_Problem statement_. Select from the data all lines with the word "constant".
Start of Provided records
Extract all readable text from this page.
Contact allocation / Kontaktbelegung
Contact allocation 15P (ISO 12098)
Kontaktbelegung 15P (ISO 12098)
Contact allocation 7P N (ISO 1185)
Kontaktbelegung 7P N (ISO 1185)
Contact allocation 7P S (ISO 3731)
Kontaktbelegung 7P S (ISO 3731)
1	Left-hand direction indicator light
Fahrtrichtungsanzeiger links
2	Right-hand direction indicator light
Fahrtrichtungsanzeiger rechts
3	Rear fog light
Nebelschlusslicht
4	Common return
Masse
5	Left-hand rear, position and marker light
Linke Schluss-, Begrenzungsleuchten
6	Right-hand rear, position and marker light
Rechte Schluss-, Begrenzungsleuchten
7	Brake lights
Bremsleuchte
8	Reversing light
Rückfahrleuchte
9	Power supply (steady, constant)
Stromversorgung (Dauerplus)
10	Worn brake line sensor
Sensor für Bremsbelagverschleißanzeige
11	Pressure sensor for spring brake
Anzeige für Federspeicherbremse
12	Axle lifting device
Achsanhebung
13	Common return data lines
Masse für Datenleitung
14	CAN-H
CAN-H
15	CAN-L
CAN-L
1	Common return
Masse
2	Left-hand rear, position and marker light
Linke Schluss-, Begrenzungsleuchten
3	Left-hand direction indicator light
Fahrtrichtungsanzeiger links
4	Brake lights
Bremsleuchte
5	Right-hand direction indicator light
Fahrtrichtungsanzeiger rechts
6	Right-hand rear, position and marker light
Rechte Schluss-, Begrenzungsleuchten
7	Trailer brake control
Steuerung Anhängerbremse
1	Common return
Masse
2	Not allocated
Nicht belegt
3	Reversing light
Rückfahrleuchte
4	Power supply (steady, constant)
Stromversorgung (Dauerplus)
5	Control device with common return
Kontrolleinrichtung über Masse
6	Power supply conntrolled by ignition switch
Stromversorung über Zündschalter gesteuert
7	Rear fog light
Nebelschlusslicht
End of Provided records
Start of Provided records
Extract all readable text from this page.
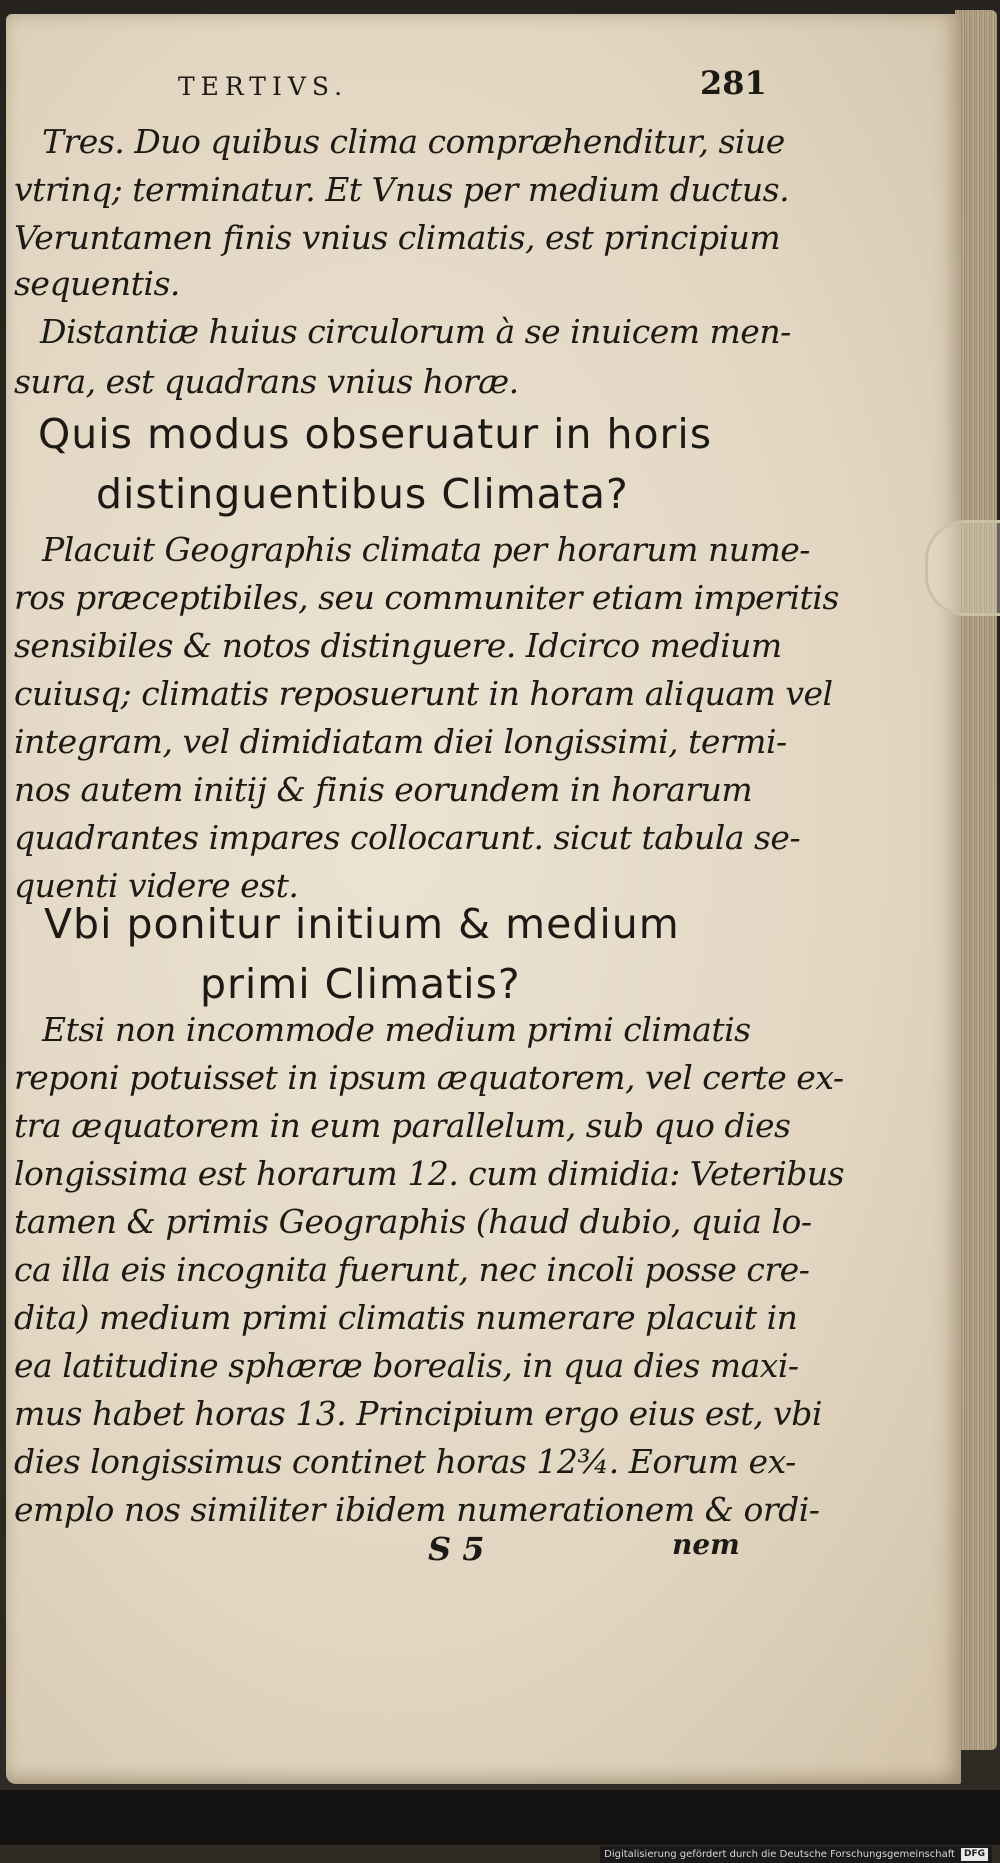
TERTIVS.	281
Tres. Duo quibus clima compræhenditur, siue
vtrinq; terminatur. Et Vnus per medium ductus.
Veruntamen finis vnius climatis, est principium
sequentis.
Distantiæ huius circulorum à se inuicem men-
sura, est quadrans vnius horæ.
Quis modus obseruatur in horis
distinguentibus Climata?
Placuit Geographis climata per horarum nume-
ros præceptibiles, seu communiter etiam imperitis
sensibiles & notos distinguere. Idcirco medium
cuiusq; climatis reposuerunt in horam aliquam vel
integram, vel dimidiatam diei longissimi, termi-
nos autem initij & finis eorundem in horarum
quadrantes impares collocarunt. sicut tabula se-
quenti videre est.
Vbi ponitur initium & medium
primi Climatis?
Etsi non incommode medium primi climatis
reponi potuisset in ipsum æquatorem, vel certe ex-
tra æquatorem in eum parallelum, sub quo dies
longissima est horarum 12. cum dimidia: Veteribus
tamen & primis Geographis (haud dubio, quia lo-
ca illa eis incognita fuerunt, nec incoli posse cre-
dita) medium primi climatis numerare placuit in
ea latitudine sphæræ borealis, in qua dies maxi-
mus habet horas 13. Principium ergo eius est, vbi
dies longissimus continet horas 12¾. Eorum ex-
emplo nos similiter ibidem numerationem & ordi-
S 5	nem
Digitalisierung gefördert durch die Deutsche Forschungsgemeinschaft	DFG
End of Provided records
Start of Provided records
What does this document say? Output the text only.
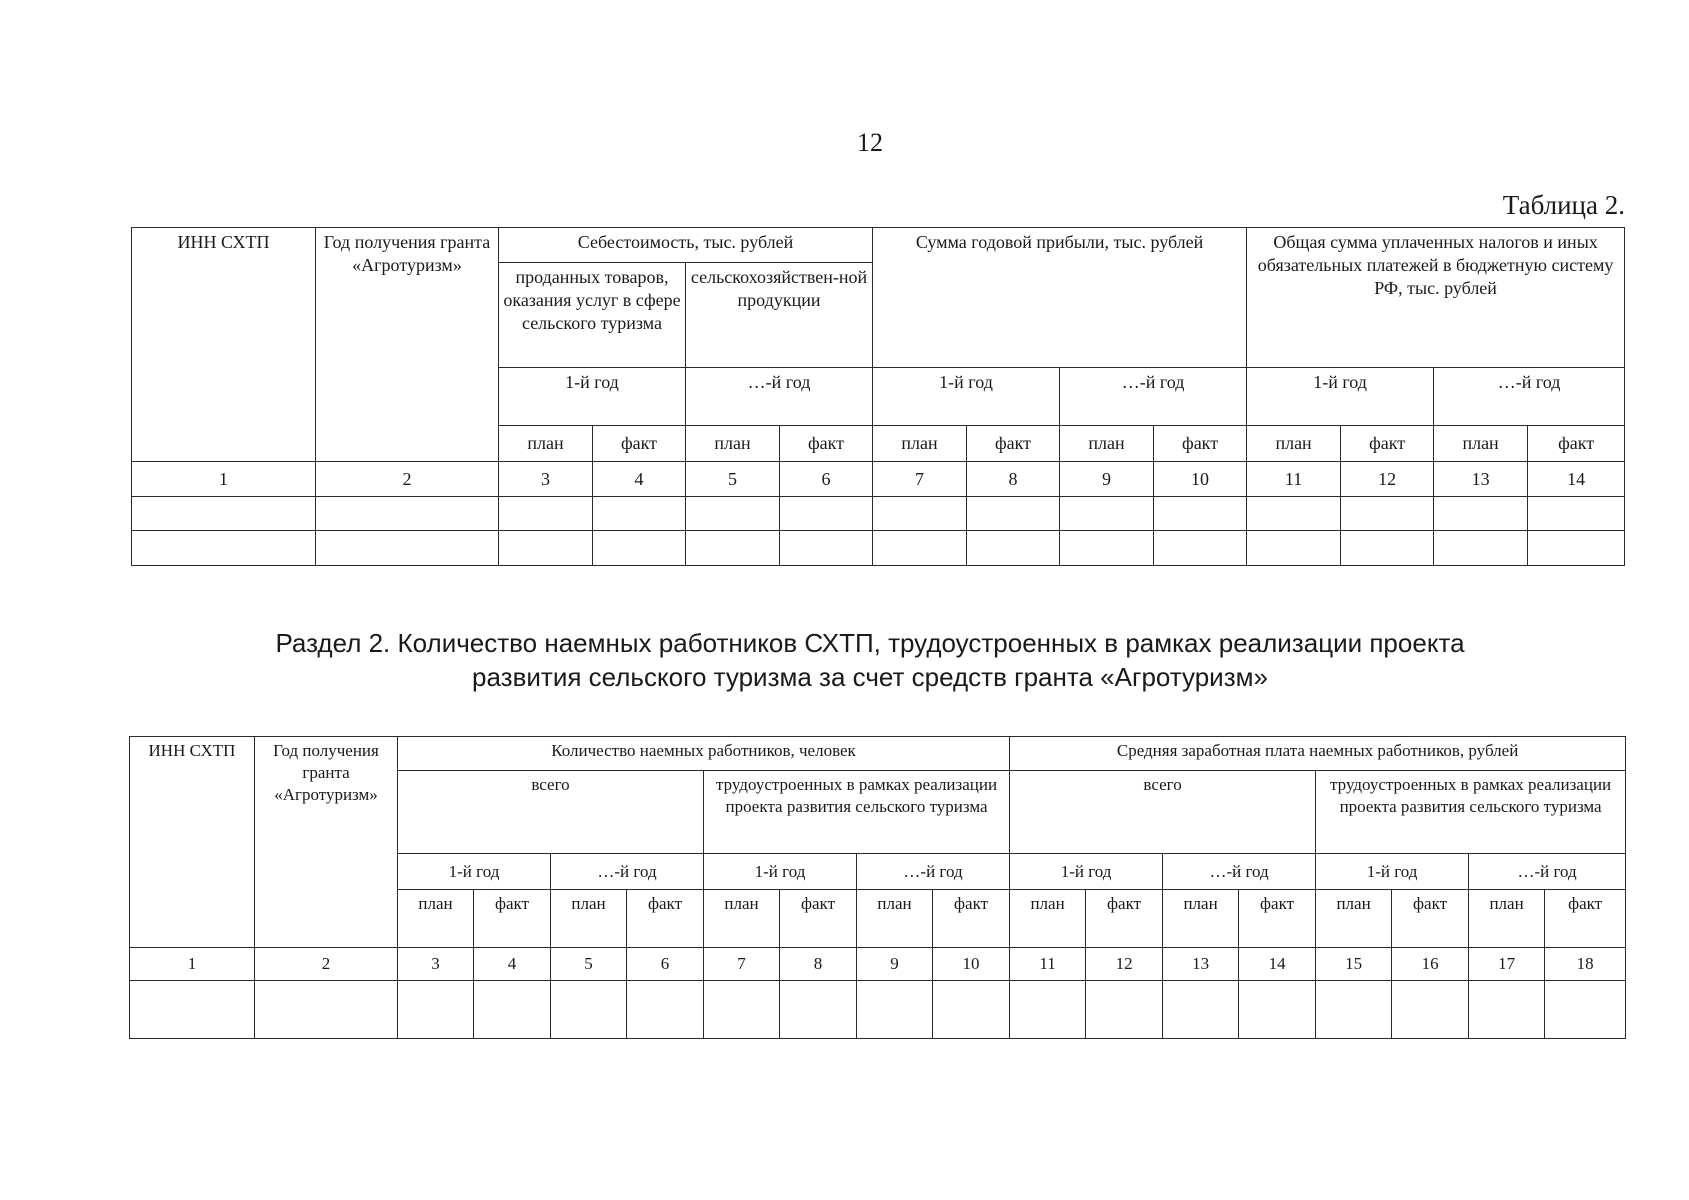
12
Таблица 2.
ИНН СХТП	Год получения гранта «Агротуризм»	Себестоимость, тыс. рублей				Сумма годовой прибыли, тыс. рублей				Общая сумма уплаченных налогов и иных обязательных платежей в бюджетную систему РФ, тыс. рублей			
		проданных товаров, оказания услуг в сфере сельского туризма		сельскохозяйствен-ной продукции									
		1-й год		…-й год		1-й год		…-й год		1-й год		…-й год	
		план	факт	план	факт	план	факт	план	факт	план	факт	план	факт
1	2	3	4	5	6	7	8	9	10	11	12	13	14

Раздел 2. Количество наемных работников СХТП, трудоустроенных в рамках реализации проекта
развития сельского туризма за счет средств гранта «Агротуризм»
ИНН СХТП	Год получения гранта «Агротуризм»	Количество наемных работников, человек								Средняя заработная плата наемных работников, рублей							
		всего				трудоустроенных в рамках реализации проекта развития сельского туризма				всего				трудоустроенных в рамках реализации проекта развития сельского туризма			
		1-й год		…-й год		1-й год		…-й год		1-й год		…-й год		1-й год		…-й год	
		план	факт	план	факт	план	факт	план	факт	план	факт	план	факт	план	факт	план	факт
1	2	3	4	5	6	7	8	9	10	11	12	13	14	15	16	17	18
End of Provided records
_Written response_.
9	Power supply (steady, constant)
4	Power supply (steady, constant)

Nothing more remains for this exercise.